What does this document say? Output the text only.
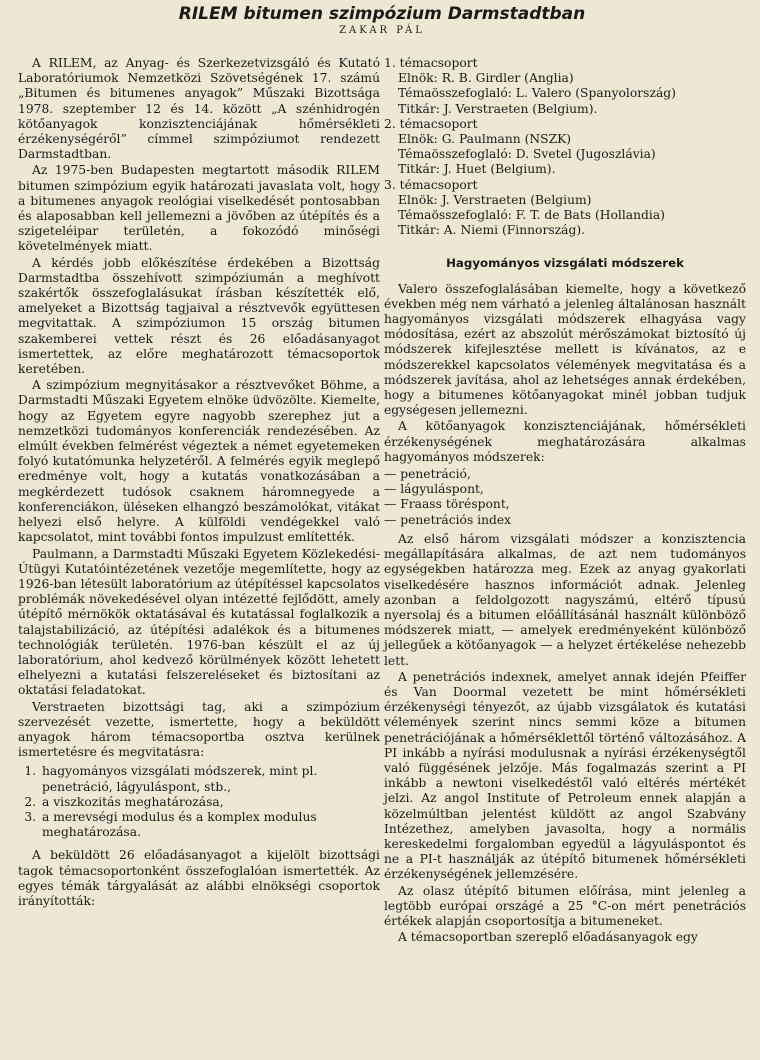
RILEM bitumen szimpózium Darmstadtban

ZAKAR PÁL

A RILEM, az Anyag- és Szerkezetvizsgáló és Kutató Laboratóriumok Nemzetközi Szövetségének 17. számú „Bitumen és bitumenes anyagok” Műszaki Bizottsága 1978. szeptember 12 és 14. között „A szénhidrogén kötőanyagok konzisztenciájának hőmérsékleti érzékenységéről” címmel szimpóziumot rendezett Darmstadtban.

Az 1975-ben Budapesten megtartott második RILEM bitumen szimpózium egyik határozati javaslata volt, hogy a bitumenes anyagok reológiai viselkedését pontosabban és alaposabban kell jellemezni a jövőben az útépítés és a szigeteléipar területén, a fokozódó minőségi követelmények miatt.

A kérdés jobb előkészítése érdekében a Bizottság Darmstadtba összehívott szimpóziumán a meghívott szakértők összefoglalásukat írásban készítették elő, amelyeket a Bizottság tagjaival a résztvevők együttesen megvitattak. A szimpóziumon 15 ország bitumen szakemberei vettek részt és 26 előadásanyagot ismertettek, az előre meghatározott témacsoportok keretében.

A szimpózium megnyitásakor a résztvevőket Böhme, a Darmstadti Műszaki Egyetem elnöke üdvözölte. Kiemelte, hogy az Egyetem egyre nagyobb szerephez jut a nemzetközi tudományos konferenciák rendezésében. Az elmúlt években felmérést végeztek a német egyetemeken folyó kutatómunka helyzetéről. A felmérés egyik meglepő eredménye volt, hogy a kutatás vonatkozásában a megkérdezett tudósok csaknem háromnegyede a konferenciákon, üléseken elhangzó beszámolókat, vitákat helyezi első helyre. A külföldi vendégekkel való kapcsolatot, mint további fontos impulzust említették.

Paulmann, a Darmstadti Műszaki Egyetem Közlekedési-Útügyi Kutatóintézetének vezetője megemlítette, hogy az 1926-ban létesült laboratórium az útépítéssel kapcsolatos problémák növekedésével olyan intézetté fejlődött, amely útépítő mérnökök oktatásával és kutatással foglalkozik a talajstabilizáció, az útépítési adalékok és a bitumenes technológiák területén. 1976-ban készült el az új laboratórium, ahol kedvező körülmények között lehetett elhelyezni a kutatási felszereléseket és biztosítani az oktatási feladatokat.

Verstraeten bizottsági tag, aki a szimpózium szervezését vezette, ismertette, hogy a beküldött anyagok három témacsoportba osztva kerülnek ismertetésre és megvitatásra:

1. hagyományos vizsgálati módszerek, mint pl. penetráció, lágyuláspont, stb.,
2. a viszkozitás meghatározása,
3. a merevségi modulus és a komplex modulus meghatározása.

A beküldött 26 előadásanyagot a kijelölt bizottsági tagok témacsoportonként összefoglalóan ismertették. Az egyes témák tárgyalását az alábbi elnökségi csoportok irányították:

1. témacsoport
Elnök: R. B. Girdler (Anglia)
Témaösszefoglaló: L. Valero (Spanyolország)
Titkár: J. Verstraeten (Belgium).
2. témacsoport
Elnök: G. Paulmann (NSZK)
Témaösszefoglaló: D. Svetel (Jugoszlávia)
Titkár: J. Huet (Belgium).
3. témacsoport
Elnök: J. Verstraeten (Belgium)
Témaösszefoglaló: F. T. de Bats (Hollandia)
Titkár: A. Niemi (Finnország).
Hagyományos vizsgálati módszerek

Valero összefoglalásában kiemelte, hogy a következő években még nem várható a jelenleg általánosan használt hagyományos vizsgálati módszerek elhagyása vagy módosítása, ezért az abszolút mérőszámokat biztosító új módszerek kifejlesztése mellett is kívánatos, az e módszerekkel kapcsolatos vélemények megvitatása és a módszerek javítása, ahol az lehetséges annak érdekében, hogy a bitumenes kötőanyagokat minél jobban tudjuk egységesen jellemezni.

A kötőanyagok konzisztenciájának, hőmérsékleti érzékenységének meghatározására alkalmas hagyományos módszerek:

— penetráció,
— lágyuláspont,
— Fraass töréspont,
— penetrációs index

Az első három vizsgálati módszer a konzisztencia megállapítására alkalmas, de azt nem tudományos egységekben határozza meg. Ezek az anyag gyakorlati viselkedésére hasznos információt adnak. Jelenleg azonban a feldolgozott nagyszámú, eltérő típusú nyersolaj és a bitumen előállításánál használt különböző módszerek miatt, — amelyek eredményeként különböző jellegűek a kötőanyagok — a helyzet értékelése nehezebb lett.

A penetrációs indexnek, amelyet annak idején Pfeiffer és Van Doormal vezetett be mint hőmérsékleti érzékenységi tényezőt, az újabb vizsgálatok és kutatási vélemények szerint nincs semmi köze a bitumen penetrációjának a hőmérséklettől történő változásához. A PI inkább a nyírási modulusnak a nyírási érzékenységtől való függésének jelzője. Más fogalmazás szerint a PI inkább a newtoni viselkedéstől való eltérés mértékét jelzi. Az angol Institute of Petroleum ennek alapján a közelmúltban jelentést küldött az angol Szabvány Intézethez, amelyben javasolta, hogy a normális kereskedelmi forgalomban egyedül a lágyuláspontot és ne a PI-t használják az útépítő bitumenek hőmérsékleti érzékenységének jellemzésére.

Az olasz útépítő bitumen előírása, mint jelenleg a legtöbb európai országé a 25 °C-on mért penetrációs értékek alapján csoportosítja a bitumeneket.

A témacsoportban szereplő előadásanyagok egy
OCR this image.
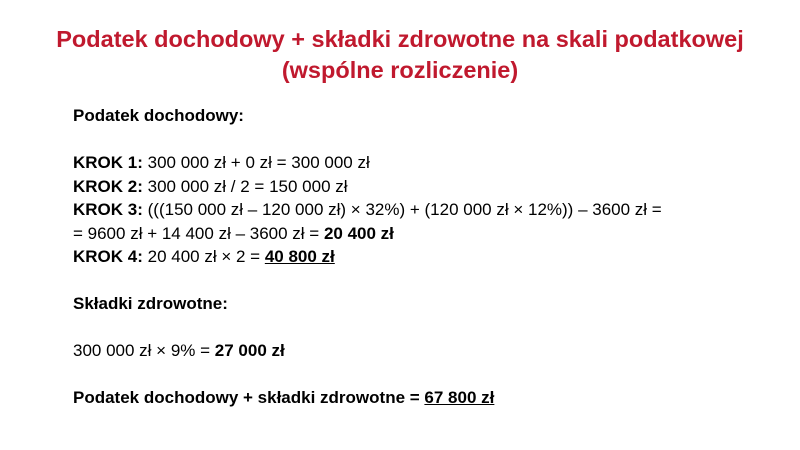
Podatek dochodowy + składki zdrowotne na skali podatkowej
(wspólne rozliczenie)
Podatek dochodowy:
KROK 1: 300 000 zł + 0 zł = 300 000 zł
KROK 2: 300 000 zł / 2 = 150 000 zł
KROK 3: (((150 000 zł – 120 000 zł) × 32%) + (120 000 zł × 12%)) – 3600 zł =
= 9600 zł + 14 400 zł – 3600 zł = 20 400 zł
KROK 4: 20 400 zł × 2 = 40 800 zł
Składki zdrowotne:
300 000 zł × 9% = 27 000 zł
Podatek dochodowy + składki zdrowotne = 67 800 zł
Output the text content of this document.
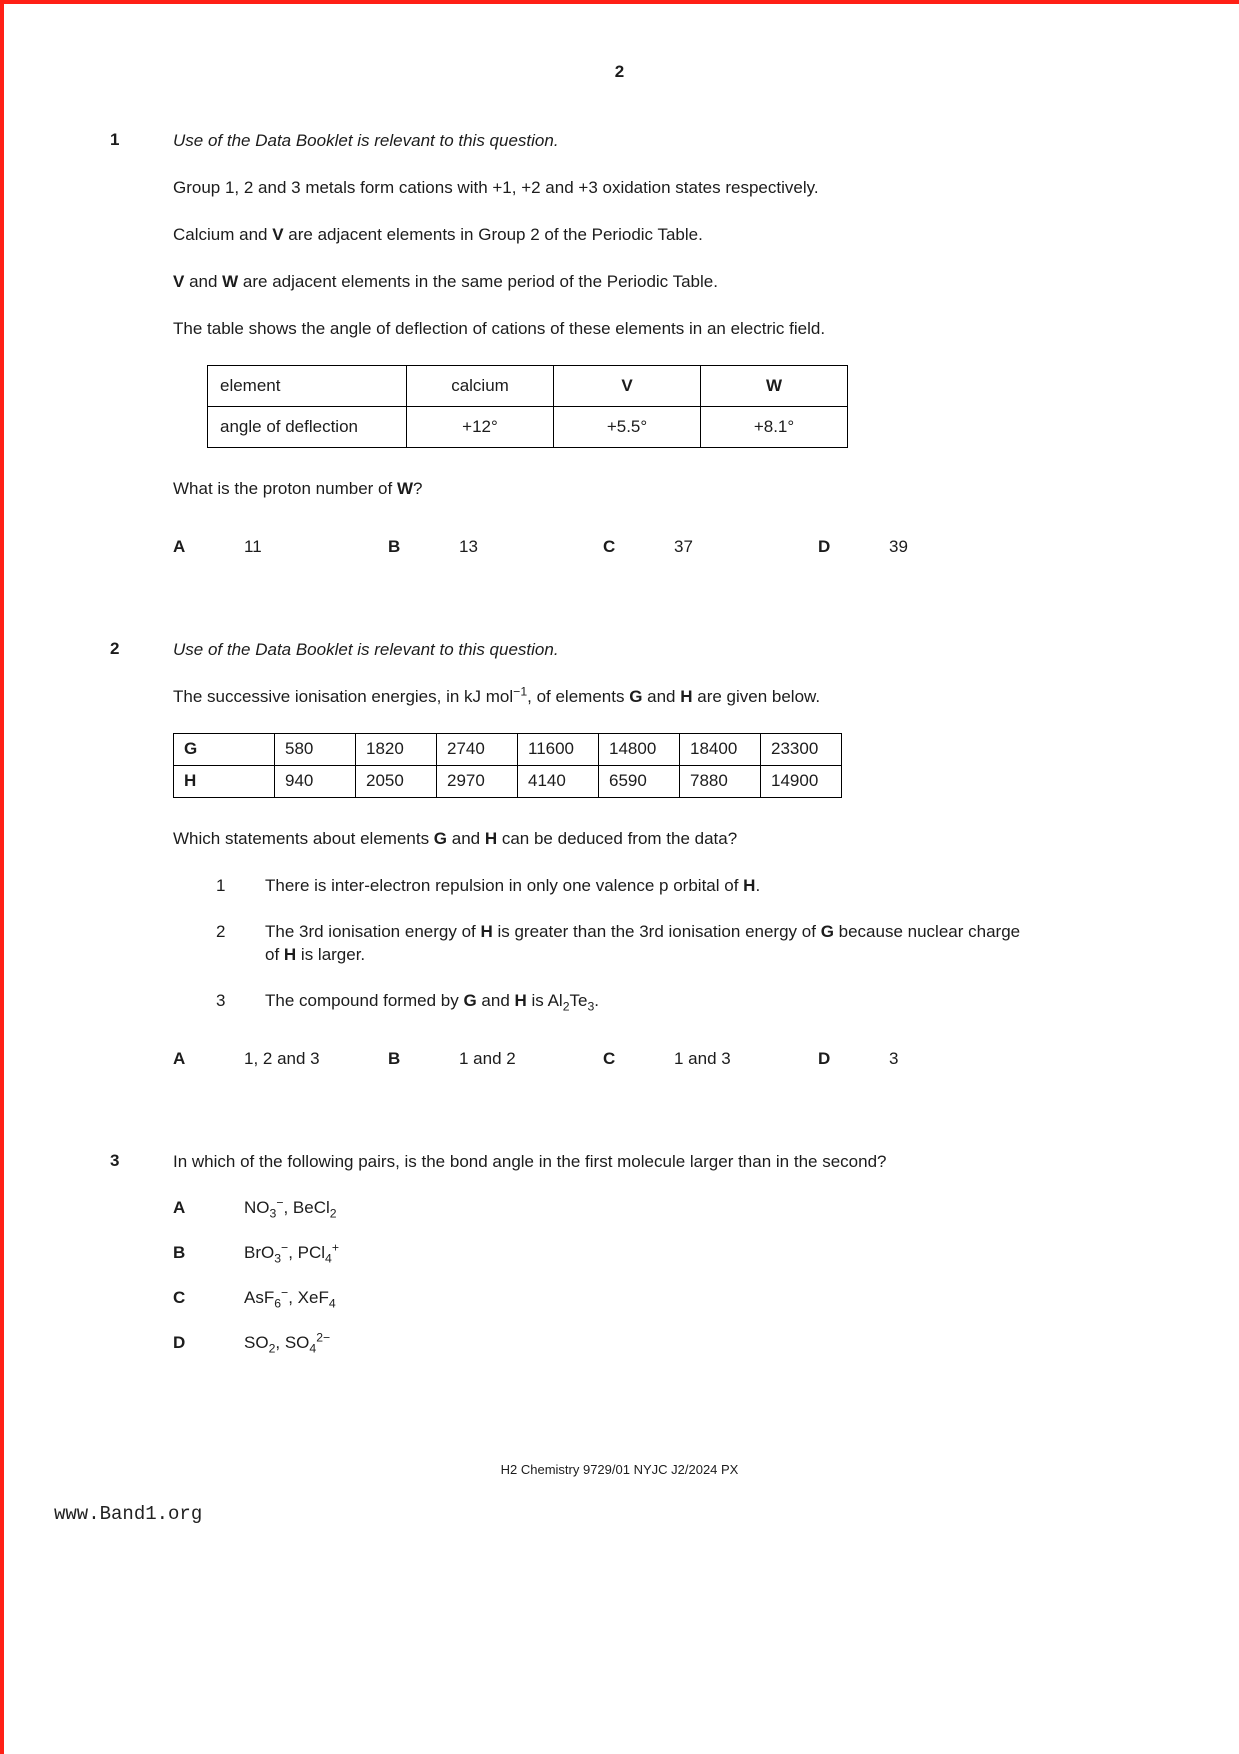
2
1	Use of the Data Booklet is relevant to this question.

Group 1, 2 and 3 metals form cations with +1, +2 and +3 oxidation states respectively.

Calcium and V are adjacent elements in Group 2 of the Periodic Table.

V and W are adjacent elements in the same period of the Periodic Table.

The table shows the angle of deflection of cations of these elements in an electric field.

element	calcium	V	W
angle of deflection	+12°	+5.5°	+8.1°

What is the proton number of W?

A	11	B	13	C	37	D	39
2	Use of the Data Booklet is relevant to this question.

The successive ionisation energies, in kJ mol$^{-1}$, of elements G and H are given below.

G	580	1820	2740	11600	14800	18400	23300
H	940	2050	2970	4140	6590	7880	14900

Which statements about elements G and H can be deduced from the data?

1	There is inter-electron repulsion in only one valence p orbital of H.
2	The 3rd ionisation energy of H is greater than the 3rd ionisation energy of G because nuclear charge of H is larger.
3	The compound formed by G and H is $Al_2Te_3$.
A	1, 2 and 3	B	1 and 2	C	1 and 3	D	3
3	In which of the following pairs, is the bond angle in the first molecule larger than in the second?

A	$NO_3^-$, BeCl$_2$
B	BrO$_3$−, PCl$_4$+
C	AsF$_6$−, XeF$_4$
D	$SO_2$, $SO_4^{2-}$
H2 Chemistry 9729/01 NYJC J2/2024 PX
www.Band1.org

+-------+

Make an exact copy of the records shown above, without the pictures.

What does this document say? Output the text only.
RILEM bitumen szimpózium Darmstadtban

ZAKAR PÁL

A RILEM, az Anyag- és Szerkezetvizsgáló és Kutató Laboratóriumok Nemzetközi Szövetségének 17. számú „Bitumen és bitumenes anyagok” Műszaki Bizottsága 1978. szeptember 12 és 14. között „A szénhidrogén kötőanyagok konzisztenciájának hőmérsékleti érzékenységéről” címmel szimpóziumot rendezett Darmstadtban.

Az 1975-ben Budapesten megtartott második RILEM bitumen szimpózium egyik határozati javaslata volt, hogy a bitumenes anyagok reológiai viselkedését pontosabban és alaposabban kell jellemezni a jövőben az útépítés és a szigeteléipar területén, a fokozódó minőségi követelmények miatt.

A kérdés jobb előkészítése érdekében a Bizottság Darmstadtba összehívott szimpóziumán a meghívott szakértők összefoglalásukat írásban készítették elő, amelyeket a Bizottság tagjaival a résztvevők együttesen megvitattak. A szimpóziumon 15 ország bitumen szakemberei vettek részt és 26 előadásanyagot ismertettek, az előre meghatározott témacsoportok keretében.

A szimpózium megnyitásakor a résztvevőket Böhme, a Darmstadti Műszaki Egyetem elnöke üdvözölte. Kiemelte, hogy az Egyetem egyre nagyobb szerephez jut a nemzetközi tudományos konferenciák rendezésében. Az elmúlt években felmérést végeztek a német egyetemeken folyó kutatómunka helyzetéről. A felmérés egyik meglepő eredménye volt, hogy a kutatás vonatkozásában a megkérdezett tudósok csaknem háromnegyede a konferenciákon, üléseken elhangzó beszámolókat, vitákat helyezi első helyre. A külföldi vendégekkel való kapcsolatot, mint további fontos impulzust említették.

Paulmann, a Darmstadti Műszaki Egyetem Közlekedési-Útügyi Kutatóintézetének vezetője megemlítette, hogy az 1926-ban létesült laboratórium az útépítéssel kapcsolatos problémák növekedésével olyan intézetté fejlődött, amely útépítő mérnökök oktatásával és kutatással foglalkozik a talajstabilizáció, az útépítési adalékok és a bitumenes technológiák területén. 1976-ban készült el az új laboratórium, ahol kedvező körülmények között lehetett elhelyezni a kutatási felszereléseket és biztosítani az oktatási feladatokat.

Verstraeten bizottsági tag, aki a szimpózium szervezését vezette, ismertette, hogy a beküldött anyagok három témacsoportba osztva kerülnek ismertetésre és megvitatásra:

1. hagyományos vizsgálati módszerek, mint pl. penetráció, lágyuláspont, stb.,
2. a viszkozitás meghatározása,
3. a merevségi modulus és a komplex modulus meghatározása.

A beküldött 26 előadásanyagot a kijelölt bizottsági tagok témacsoportonként összefoglalóan ismertették. Az egyes témák tárgyalását az alábbi elnökségi csoportok irányították:

1. témacsoport
Elnök: R. B. Girdler (Anglia)
Témaösszefoglaló: L. Valero (Spanyolország)
Titkár: J. Verstraeten (Belgium).
2. témacsoport
Elnök: G. Paulmann (NSZK)
Témaösszefoglaló: D. Svetel (Jugoszlávia)
Titkár: J. Huet (Belgium).
3. témacsoport
Elnök: J. Verstraeten (Belgium)
Témaösszefoglaló: F. T. de Bats (Hollandia)
Titkár: A. Niemi (Finnország).
Hagyományos vizsgálati módszerek

Valero összefoglalásában kiemelte, hogy a következő években még nem várható a jelenleg általánosan használt hagyományos vizsgálati módszerek elhagyása vagy módosítása, ezért az abszolút mérőszámokat biztosító új módszerek kifejlesztése mellett is kívánatos, az e módszerekkel kapcsolatos vélemények megvitatása és a módszerek javítása, ahol az lehetséges annak érdekében, hogy a bitumenes kötőanyagokat minél jobban tudjuk egységesen jellemezni.

A kötőanyagok konzisztenciájának, hőmérsékleti érzékenységének meghatározására alkalmas hagyományos módszerek:

— penetráció,
— lágyuláspont,
— Fraass töréspont,
— penetrációs index

Az első három vizsgálati módszer a konzisztencia megállapítására alkalmas, de azt nem tudományos egységekben határozza meg. Ezek az anyag gyakorlati viselkedésére hasznos információt adnak. Jelenleg azonban a feldolgozott nagyszámú, eltérő típusú nyersolaj és a bitumen előállításánál használt különböző módszerek miatt, — amelyek eredményeként különböző jellegűek a kötőanyagok — a helyzet értékelése nehezebb lett.

A penetrációs indexnek, amelyet annak idején Pfeiffer és Van Doormal vezetett be mint hőmérsékleti érzékenységi tényezőt, az újabb vizsgálatok és kutatási vélemények szerint nincs semmi köze a bitumen penetrációjának a hőmérséklettől történő változásához. A PI inkább a nyírási modulusnak a nyírási érzékenységtől való függésének jelzője. Más fogalmazás szerint a PI inkább a newtoni viselkedéstől való eltérés mértékét jelzi. Az angol Institute of Petroleum ennek alapján a közelmúltban jelentést küldött az angol Szabvány Intézethez, amelyben javasolta, hogy a normális kereskedelmi forgalomban egyedül a lágyuláspontot és ne a PI-t használják az útépítő bitumenek hőmérsékleti érzékenységének jellemzésére.

Az olasz útépítő bitumen előírása, mint jelenleg a legtöbb európai országé a 25 °C-on mért penetrációs értékek alapján csoportosítja a bitumeneket.

A témacsoportban szereplő előadásanyagok egy
OCR this image.
Podatek dochodowy + składki zdrowotne na skali podatkowej
(wspólne rozliczenie)
Podatek dochodowy:
KROK 1: 300 000 zł + 0 zł = 300 000 zł
KROK 2: 300 000 zł / 2 = 150 000 zł
KROK 3: (((150 000 zł – 120 000 zł) × 32%) + (120 000 zł × 12%)) – 3600 zł =
= 9600 zł + 14 400 zł – 3600 zł = 20 400 zł
KROK 4: 20 400 zł × 2 = 40 800 zł
Składki zdrowotne:
300 000 zł × 9% = 27 000 zł
Podatek dochodowy + składki zdrowotne = 67 800 zł
Output the text content of this document.
2
1	Use of the Data Booklet is relevant to this question.

Group 1, 2 and 3 metals form cations with +1, +2 and +3 oxidation states respectively.

Calcium and V are adjacent elements in Group 2 of the Periodic Table.

V and W are adjacent elements in the same period of the Periodic Table.

The table shows the angle of deflection of cations of these elements in an electric field.

element	calcium	V	W
angle of deflection	+12°	+5.5°	+8.1°

What is the proton number of W?

A	11	B	13	C	37	D	39
2	Use of the Data Booklet is relevant to this question.

The successive ionisation energies, in kJ mol$^{-1}$, of elements G and H are given below.

G	580	1820	2740	11600	14800	18400	23300
H	940	2050	2970	4140	6590	7880	14900

Which statements about elements G and H can be deduced from the data?

1	There is inter-electron repulsion in only one valence p orbital of H.
2	The 3rd ionisation energy of H is greater than the 3rd ionisation energy of G because nuclear charge of H is larger.
3	The compound formed by G and H is $Al_2Te_3$.
A	1, 2 and 3	B	1 and 2	C	1 and 3	D	3
3	In which of the following pairs, is the bond angle in the first molecule larger than in the second?

A	$NO_3^-$, BeCl$_2$
B	BrO$_3$−, PCl$_4$+
C	AsF$_6$−, XeF$_4$
D	$SO_2$, $SO_4^{2-}$
H2 Chemistry 9729/01 NYJC J2/2024 PX
www.Band1.org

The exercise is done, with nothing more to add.